_PROVIDED RECORDS_
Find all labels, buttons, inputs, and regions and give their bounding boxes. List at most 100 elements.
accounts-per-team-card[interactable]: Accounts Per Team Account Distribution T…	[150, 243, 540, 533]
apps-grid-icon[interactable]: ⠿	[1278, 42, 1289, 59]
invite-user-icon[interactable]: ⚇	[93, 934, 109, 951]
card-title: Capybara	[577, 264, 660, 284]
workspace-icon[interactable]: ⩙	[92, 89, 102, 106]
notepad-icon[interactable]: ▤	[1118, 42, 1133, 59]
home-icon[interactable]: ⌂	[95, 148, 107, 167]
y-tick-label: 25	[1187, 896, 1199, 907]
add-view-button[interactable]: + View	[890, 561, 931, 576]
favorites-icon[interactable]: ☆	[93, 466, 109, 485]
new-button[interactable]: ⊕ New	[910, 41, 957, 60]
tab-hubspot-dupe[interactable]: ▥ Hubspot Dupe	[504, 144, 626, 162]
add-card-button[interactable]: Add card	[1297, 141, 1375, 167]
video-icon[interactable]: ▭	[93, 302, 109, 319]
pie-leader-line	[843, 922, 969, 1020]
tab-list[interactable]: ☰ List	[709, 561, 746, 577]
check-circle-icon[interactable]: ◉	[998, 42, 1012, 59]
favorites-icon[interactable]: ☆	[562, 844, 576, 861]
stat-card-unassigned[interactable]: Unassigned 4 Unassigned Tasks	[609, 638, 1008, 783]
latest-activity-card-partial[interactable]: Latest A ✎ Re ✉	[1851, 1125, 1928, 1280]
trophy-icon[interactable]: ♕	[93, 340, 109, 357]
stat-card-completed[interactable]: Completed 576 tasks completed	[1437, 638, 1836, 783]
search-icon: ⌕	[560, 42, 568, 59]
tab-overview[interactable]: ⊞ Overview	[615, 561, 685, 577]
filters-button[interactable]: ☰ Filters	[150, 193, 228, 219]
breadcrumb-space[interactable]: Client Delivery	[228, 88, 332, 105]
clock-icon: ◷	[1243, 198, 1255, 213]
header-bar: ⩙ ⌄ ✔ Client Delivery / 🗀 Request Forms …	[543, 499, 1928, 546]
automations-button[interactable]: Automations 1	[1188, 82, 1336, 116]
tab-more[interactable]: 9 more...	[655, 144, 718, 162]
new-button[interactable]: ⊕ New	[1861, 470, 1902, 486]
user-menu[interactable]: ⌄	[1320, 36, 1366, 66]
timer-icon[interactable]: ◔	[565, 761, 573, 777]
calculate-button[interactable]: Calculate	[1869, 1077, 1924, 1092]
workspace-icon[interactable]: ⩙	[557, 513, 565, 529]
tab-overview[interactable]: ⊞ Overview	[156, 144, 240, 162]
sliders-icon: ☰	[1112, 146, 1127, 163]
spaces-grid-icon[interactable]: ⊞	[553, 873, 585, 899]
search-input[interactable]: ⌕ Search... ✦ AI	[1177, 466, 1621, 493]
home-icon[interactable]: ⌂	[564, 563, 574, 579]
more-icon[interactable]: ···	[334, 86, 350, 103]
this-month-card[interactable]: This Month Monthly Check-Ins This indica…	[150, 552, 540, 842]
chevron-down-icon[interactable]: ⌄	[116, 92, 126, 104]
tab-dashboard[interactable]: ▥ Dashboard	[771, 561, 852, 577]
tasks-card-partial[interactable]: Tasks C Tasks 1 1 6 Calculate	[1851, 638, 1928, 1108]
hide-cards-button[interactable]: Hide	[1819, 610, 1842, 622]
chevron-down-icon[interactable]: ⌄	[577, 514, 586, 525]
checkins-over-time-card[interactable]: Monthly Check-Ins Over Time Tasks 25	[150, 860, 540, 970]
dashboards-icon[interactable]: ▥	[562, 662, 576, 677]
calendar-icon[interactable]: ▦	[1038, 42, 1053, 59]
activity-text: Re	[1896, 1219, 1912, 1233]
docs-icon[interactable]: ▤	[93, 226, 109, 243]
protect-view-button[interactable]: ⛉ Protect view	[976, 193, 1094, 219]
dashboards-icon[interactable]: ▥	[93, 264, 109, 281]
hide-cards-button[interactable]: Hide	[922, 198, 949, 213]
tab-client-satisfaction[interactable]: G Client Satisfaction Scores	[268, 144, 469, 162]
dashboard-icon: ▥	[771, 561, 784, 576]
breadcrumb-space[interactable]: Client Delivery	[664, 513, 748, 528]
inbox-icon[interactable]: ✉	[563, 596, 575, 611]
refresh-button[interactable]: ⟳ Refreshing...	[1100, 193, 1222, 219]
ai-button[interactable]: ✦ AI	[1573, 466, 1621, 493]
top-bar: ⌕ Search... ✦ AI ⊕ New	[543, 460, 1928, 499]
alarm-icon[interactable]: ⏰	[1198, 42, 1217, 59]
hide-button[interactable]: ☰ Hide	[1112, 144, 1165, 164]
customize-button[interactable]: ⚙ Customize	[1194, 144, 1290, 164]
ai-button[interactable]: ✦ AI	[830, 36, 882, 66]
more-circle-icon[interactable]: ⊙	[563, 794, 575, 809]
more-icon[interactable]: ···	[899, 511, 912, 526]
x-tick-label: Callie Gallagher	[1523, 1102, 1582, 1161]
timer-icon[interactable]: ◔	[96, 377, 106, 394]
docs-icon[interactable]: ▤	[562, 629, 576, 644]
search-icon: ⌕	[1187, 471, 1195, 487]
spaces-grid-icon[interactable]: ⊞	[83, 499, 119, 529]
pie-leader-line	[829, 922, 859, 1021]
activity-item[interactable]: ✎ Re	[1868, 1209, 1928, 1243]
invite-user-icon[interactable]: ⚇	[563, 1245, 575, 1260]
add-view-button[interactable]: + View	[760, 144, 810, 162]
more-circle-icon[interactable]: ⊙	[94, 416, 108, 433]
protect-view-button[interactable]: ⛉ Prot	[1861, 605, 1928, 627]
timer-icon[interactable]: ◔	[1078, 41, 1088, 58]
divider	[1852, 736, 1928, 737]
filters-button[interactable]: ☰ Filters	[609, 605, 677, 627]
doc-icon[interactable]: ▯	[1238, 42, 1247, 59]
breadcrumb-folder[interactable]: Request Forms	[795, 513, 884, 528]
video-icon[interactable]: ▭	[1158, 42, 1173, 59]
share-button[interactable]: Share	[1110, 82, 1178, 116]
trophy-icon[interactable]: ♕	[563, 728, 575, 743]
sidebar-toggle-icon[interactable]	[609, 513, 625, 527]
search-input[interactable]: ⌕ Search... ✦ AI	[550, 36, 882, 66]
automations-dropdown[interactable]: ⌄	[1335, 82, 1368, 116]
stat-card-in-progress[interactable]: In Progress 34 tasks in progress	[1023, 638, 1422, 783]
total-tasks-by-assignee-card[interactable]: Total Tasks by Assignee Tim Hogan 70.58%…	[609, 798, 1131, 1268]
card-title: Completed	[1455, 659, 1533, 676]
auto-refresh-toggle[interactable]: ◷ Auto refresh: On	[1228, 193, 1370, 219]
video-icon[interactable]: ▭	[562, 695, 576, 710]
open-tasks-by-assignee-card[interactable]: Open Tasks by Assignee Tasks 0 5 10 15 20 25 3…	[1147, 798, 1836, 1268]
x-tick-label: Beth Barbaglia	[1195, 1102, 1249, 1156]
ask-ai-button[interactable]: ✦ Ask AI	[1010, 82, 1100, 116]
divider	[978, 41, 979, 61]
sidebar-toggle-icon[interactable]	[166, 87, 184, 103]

_WHAT TO WORK ON_
Reproduce every line of the records above verbatim, with nothing added or left out.

_EXPECTED OUTPUT_
Find all labels, buttons, inputs, and regions and give their bounding boxes. List at most 100 elements.
accounts-per-team-card[interactable]: Accounts Per Team Account Distribution T…	[150, 243, 540, 533]
apps-grid-icon[interactable]: ⠿	[1278, 42, 1289, 59]
invite-user-icon[interactable]: ⚇	[93, 934, 109, 951]
card-title: Capybara	[577, 264, 660, 284]
workspace-icon[interactable]: ⩙	[92, 89, 102, 106]
notepad-icon[interactable]: ▤	[1118, 42, 1133, 59]
home-icon[interactable]: ⌂	[95, 148, 107, 167]
y-tick-label: 25	[1187, 896, 1199, 907]
add-view-button[interactable]: + View	[890, 561, 931, 576]
favorites-icon[interactable]: ☆	[93, 466, 109, 485]
new-button[interactable]: ⊕ New	[910, 41, 957, 60]
tab-hubspot-dupe[interactable]: ▥ Hubspot Dupe	[504, 144, 626, 162]
add-card-button[interactable]: Add card	[1297, 141, 1375, 167]
video-icon[interactable]: ▭	[93, 302, 109, 319]
pie-leader-line	[843, 922, 969, 1020]
tab-list[interactable]: ☰ List	[709, 561, 746, 577]
check-circle-icon[interactable]: ◉	[998, 42, 1012, 59]
favorites-icon[interactable]: ☆	[562, 844, 576, 861]
stat-card-unassigned[interactable]: Unassigned 4 Unassigned Tasks	[609, 638, 1008, 783]
latest-activity-card-partial[interactable]: Latest A ✎ Re ✉	[1851, 1125, 1928, 1280]
trophy-icon[interactable]: ♕	[93, 340, 109, 357]
stat-card-completed[interactable]: Completed 576 tasks completed	[1437, 638, 1836, 783]
search-icon: ⌕	[560, 42, 568, 59]
tab-overview[interactable]: ⊞ Overview	[615, 561, 685, 577]
filters-button[interactable]: ☰ Filters	[150, 193, 228, 219]
breadcrumb-space[interactable]: Client Delivery	[228, 88, 332, 105]
clock-icon: ◷	[1243, 198, 1255, 213]
header-bar: ⩙ ⌄ ✔ Client Delivery / 🗀 Request Forms …	[543, 499, 1928, 546]
automations-button[interactable]: Automations 1	[1188, 82, 1336, 116]
tab-more[interactable]: 9 more...	[655, 144, 718, 162]
new-button[interactable]: ⊕ New	[1861, 470, 1902, 486]
user-menu[interactable]: ⌄	[1320, 36, 1366, 66]
timer-icon[interactable]: ◔	[565, 761, 573, 777]
calculate-button[interactable]: Calculate	[1869, 1077, 1924, 1092]
workspace-icon[interactable]: ⩙	[557, 513, 565, 529]
tab-overview[interactable]: ⊞ Overview	[156, 144, 240, 162]
sliders-icon: ☰	[1112, 146, 1127, 163]
spaces-grid-icon[interactable]: ⊞	[553, 873, 585, 899]
search-input[interactable]: ⌕ Search... ✦ AI	[1177, 466, 1621, 493]
home-icon[interactable]: ⌂	[564, 563, 574, 579]
more-icon[interactable]: ···	[334, 86, 350, 103]
this-month-card[interactable]: This Month Monthly Check-Ins This indica…	[150, 552, 540, 842]
chevron-down-icon[interactable]: ⌄	[116, 92, 126, 104]
tab-dashboard[interactable]: ▥ Dashboard	[771, 561, 852, 577]
tasks-card-partial[interactable]: Tasks C Tasks 1 1 6 Calculate	[1851, 638, 1928, 1108]
hide-cards-button[interactable]: Hide	[1819, 610, 1842, 622]
chevron-down-icon[interactable]: ⌄	[577, 514, 586, 525]
checkins-over-time-card[interactable]: Monthly Check-Ins Over Time Tasks 25	[150, 860, 540, 970]
dashboards-icon[interactable]: ▥	[562, 662, 576, 677]
calendar-icon[interactable]: ▦	[1038, 42, 1053, 59]
activity-text: Re	[1896, 1219, 1912, 1233]
docs-icon[interactable]: ▤	[93, 226, 109, 243]
protect-view-button[interactable]: ⛉ Protect view	[976, 193, 1094, 219]
dashboards-icon[interactable]: ▥	[93, 264, 109, 281]
hide-cards-button[interactable]: Hide	[922, 198, 949, 213]
tab-client-satisfaction[interactable]: G Client Satisfaction Scores	[268, 144, 469, 162]
dashboard-icon: ▥	[771, 561, 784, 576]
breadcrumb-space[interactable]: Client Delivery	[664, 513, 748, 528]
inbox-icon[interactable]: ✉	[563, 596, 575, 611]
refresh-button[interactable]: ⟳ Refreshing...	[1100, 193, 1222, 219]
ai-button[interactable]: ✦ AI	[1573, 466, 1621, 493]
top-bar: ⌕ Search... ✦ AI ⊕ New	[543, 460, 1928, 499]
alarm-icon[interactable]: ⏰	[1198, 42, 1217, 59]
hide-button[interactable]: ☰ Hide	[1112, 144, 1165, 164]
customize-button[interactable]: ⚙ Customize	[1194, 144, 1290, 164]
ai-button[interactable]: ✦ AI	[830, 36, 882, 66]
more-circle-icon[interactable]: ⊙	[563, 794, 575, 809]
more-icon[interactable]: ···	[899, 511, 912, 526]
x-tick-label: Callie Gallagher	[1523, 1102, 1582, 1161]
timer-icon[interactable]: ◔	[96, 377, 106, 394]
docs-icon[interactable]: ▤	[562, 629, 576, 644]
search-icon: ⌕	[1187, 471, 1195, 487]
spaces-grid-icon[interactable]: ⊞	[83, 499, 119, 529]
pie-leader-line	[829, 922, 859, 1021]
activity-item[interactable]: ✎ Re	[1868, 1209, 1928, 1243]
invite-user-icon[interactable]: ⚇	[563, 1245, 575, 1260]
add-view-button[interactable]: + View	[760, 144, 810, 162]
more-circle-icon[interactable]: ⊙	[94, 416, 108, 433]
protect-view-button[interactable]: ⛉ Prot	[1861, 605, 1928, 627]
timer-icon[interactable]: ◔	[1078, 41, 1088, 58]
divider	[1852, 736, 1928, 737]
filters-button[interactable]: ☰ Filters	[609, 605, 677, 627]
doc-icon[interactable]: ▯	[1238, 42, 1247, 59]
breadcrumb-folder[interactable]: Request Forms	[795, 513, 884, 528]
video-icon[interactable]: ▭	[1158, 42, 1173, 59]
share-button[interactable]: Share	[1110, 82, 1178, 116]
trophy-icon[interactable]: ♕	[563, 728, 575, 743]
sidebar-toggle-icon[interactable]	[609, 513, 625, 527]
search-input[interactable]: ⌕ Search... ✦ AI	[550, 36, 882, 66]
automations-dropdown[interactable]: ⌄	[1335, 82, 1368, 116]
stat-card-in-progress[interactable]: In Progress 34 tasks in progress	[1023, 638, 1422, 783]
total-tasks-by-assignee-card[interactable]: Total Tasks by Assignee Tim Hogan 70.58%…	[609, 798, 1131, 1268]
card-title: Completed	[1455, 659, 1533, 676]
auto-refresh-toggle[interactable]: ◷ Auto refresh: On	[1228, 193, 1370, 219]
video-icon[interactable]: ▭	[562, 695, 576, 710]
open-tasks-by-assignee-card[interactable]: Open Tasks by Assignee Tasks 0 5 10 15 20 25 3…	[1147, 798, 1836, 1268]
x-tick-label: Beth Barbaglia	[1195, 1102, 1249, 1156]
ask-ai-button[interactable]: ✦ Ask AI	[1010, 82, 1100, 116]
divider	[978, 41, 979, 61]
sidebar-toggle-icon[interactable]	[166, 87, 184, 103]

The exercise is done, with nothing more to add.